EXERCISE TASK |
Check every line below for the word "name" and give only the number of lines where it appears.

DATASET RECORDS |
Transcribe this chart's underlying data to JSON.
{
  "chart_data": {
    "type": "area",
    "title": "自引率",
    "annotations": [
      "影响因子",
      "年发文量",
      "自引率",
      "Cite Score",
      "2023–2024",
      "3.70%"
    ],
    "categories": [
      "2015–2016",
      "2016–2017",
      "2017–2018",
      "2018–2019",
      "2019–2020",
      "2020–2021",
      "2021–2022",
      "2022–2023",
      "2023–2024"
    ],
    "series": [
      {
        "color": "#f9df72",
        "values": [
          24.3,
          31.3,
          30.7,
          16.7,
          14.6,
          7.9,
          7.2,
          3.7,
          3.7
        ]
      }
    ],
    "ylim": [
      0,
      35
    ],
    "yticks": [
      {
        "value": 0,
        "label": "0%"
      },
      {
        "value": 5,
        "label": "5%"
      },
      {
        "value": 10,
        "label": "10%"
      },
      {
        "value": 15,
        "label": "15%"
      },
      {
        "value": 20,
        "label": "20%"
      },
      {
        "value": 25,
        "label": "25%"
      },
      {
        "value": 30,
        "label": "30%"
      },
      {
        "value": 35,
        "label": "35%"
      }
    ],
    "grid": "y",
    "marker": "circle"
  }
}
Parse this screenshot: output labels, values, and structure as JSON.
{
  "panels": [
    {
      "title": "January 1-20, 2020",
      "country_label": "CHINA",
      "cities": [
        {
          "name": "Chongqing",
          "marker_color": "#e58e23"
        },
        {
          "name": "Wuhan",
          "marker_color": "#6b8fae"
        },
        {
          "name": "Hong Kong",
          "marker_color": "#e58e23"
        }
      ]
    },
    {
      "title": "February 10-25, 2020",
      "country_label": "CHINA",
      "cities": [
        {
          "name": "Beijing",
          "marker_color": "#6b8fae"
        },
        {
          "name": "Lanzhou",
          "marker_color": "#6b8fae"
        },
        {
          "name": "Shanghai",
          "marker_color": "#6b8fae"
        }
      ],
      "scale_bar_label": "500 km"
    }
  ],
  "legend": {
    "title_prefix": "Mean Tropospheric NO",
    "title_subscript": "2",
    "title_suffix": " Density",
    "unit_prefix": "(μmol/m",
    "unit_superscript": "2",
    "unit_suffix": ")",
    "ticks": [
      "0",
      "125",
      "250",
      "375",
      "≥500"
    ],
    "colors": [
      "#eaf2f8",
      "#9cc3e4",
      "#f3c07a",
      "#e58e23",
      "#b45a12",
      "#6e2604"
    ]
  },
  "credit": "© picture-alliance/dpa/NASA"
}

THE ANSWER |
6